» REQUIREMENT
Lines that hold the string "photo" are to be counted; give only their number.

-- Start RECORDS FOR PROCESSING --

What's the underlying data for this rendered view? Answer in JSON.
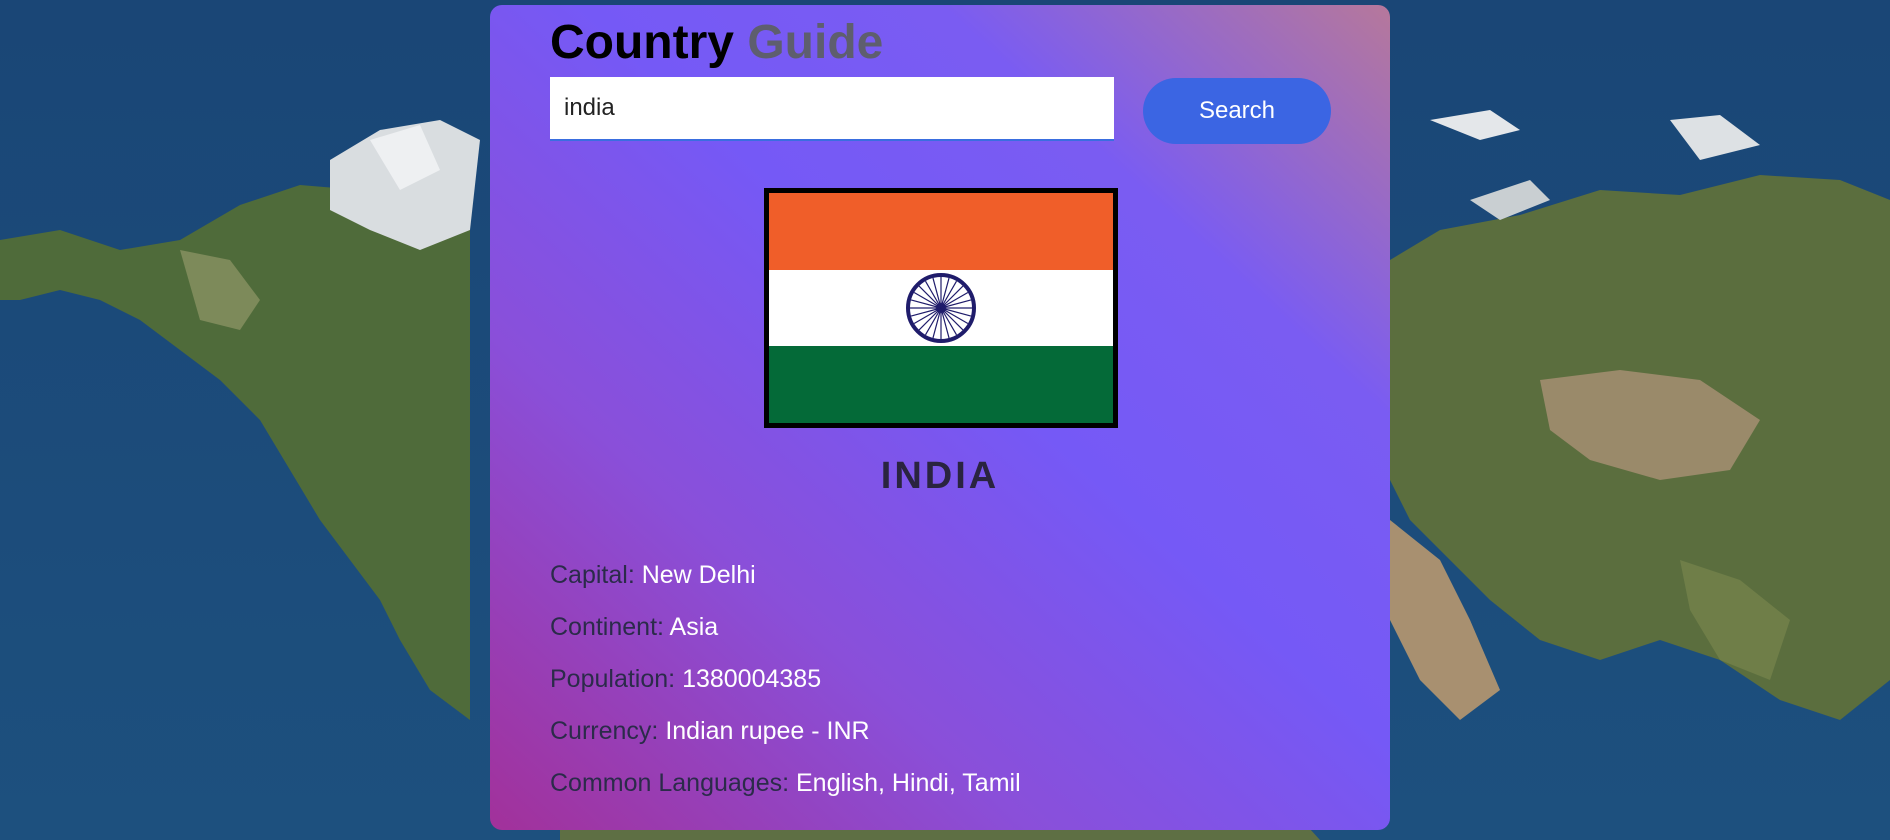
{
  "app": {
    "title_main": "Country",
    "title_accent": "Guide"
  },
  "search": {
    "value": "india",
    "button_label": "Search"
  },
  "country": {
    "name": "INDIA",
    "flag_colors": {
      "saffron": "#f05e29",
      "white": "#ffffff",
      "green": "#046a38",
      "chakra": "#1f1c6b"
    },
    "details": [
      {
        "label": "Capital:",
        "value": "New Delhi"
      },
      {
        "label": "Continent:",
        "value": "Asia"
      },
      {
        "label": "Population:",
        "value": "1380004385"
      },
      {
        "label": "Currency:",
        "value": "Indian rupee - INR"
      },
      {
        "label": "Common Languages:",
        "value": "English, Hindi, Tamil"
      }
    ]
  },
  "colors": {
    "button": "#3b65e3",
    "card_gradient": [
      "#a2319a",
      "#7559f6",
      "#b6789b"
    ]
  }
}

-- End RECORDS FOR PROCESSING --
-- Start RECORDS FOR PROCESSING --

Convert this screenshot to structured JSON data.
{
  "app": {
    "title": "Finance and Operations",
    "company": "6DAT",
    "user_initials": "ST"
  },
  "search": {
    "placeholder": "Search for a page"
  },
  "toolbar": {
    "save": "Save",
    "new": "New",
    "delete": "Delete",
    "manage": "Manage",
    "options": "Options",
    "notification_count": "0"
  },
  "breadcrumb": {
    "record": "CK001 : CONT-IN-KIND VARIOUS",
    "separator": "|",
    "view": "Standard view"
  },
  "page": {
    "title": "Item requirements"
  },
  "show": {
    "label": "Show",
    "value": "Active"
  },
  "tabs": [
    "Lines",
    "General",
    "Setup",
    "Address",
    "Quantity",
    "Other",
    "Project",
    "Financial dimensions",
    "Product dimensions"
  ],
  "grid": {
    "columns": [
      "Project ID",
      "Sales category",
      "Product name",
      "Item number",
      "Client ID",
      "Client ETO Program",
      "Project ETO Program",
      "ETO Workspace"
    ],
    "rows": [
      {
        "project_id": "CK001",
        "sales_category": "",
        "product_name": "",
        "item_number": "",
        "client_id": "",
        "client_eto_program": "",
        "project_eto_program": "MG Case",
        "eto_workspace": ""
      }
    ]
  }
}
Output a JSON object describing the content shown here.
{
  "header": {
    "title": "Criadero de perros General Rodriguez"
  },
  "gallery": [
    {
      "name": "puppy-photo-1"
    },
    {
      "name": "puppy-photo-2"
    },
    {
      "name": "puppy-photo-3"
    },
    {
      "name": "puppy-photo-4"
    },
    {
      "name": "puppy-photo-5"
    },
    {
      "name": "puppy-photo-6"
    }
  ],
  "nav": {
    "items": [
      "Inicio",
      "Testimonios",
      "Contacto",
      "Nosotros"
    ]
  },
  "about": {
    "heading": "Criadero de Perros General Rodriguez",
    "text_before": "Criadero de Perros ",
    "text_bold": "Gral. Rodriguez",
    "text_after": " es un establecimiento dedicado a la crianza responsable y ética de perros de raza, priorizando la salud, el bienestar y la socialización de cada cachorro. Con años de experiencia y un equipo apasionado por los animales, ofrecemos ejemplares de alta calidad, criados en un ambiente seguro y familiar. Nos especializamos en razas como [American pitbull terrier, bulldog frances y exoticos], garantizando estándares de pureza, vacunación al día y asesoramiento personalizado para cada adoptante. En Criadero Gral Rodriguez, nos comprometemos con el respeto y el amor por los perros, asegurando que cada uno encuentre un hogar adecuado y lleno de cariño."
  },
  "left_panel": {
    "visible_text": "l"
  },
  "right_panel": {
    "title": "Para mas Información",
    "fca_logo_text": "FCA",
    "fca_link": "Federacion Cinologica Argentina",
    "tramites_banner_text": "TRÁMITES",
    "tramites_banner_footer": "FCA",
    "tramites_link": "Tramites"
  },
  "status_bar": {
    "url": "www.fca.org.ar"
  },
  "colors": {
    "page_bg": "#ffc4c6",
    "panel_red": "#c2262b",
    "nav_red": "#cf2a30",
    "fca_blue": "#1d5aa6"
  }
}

-- End RECORDS FOR PROCESSING --

» RESULT
6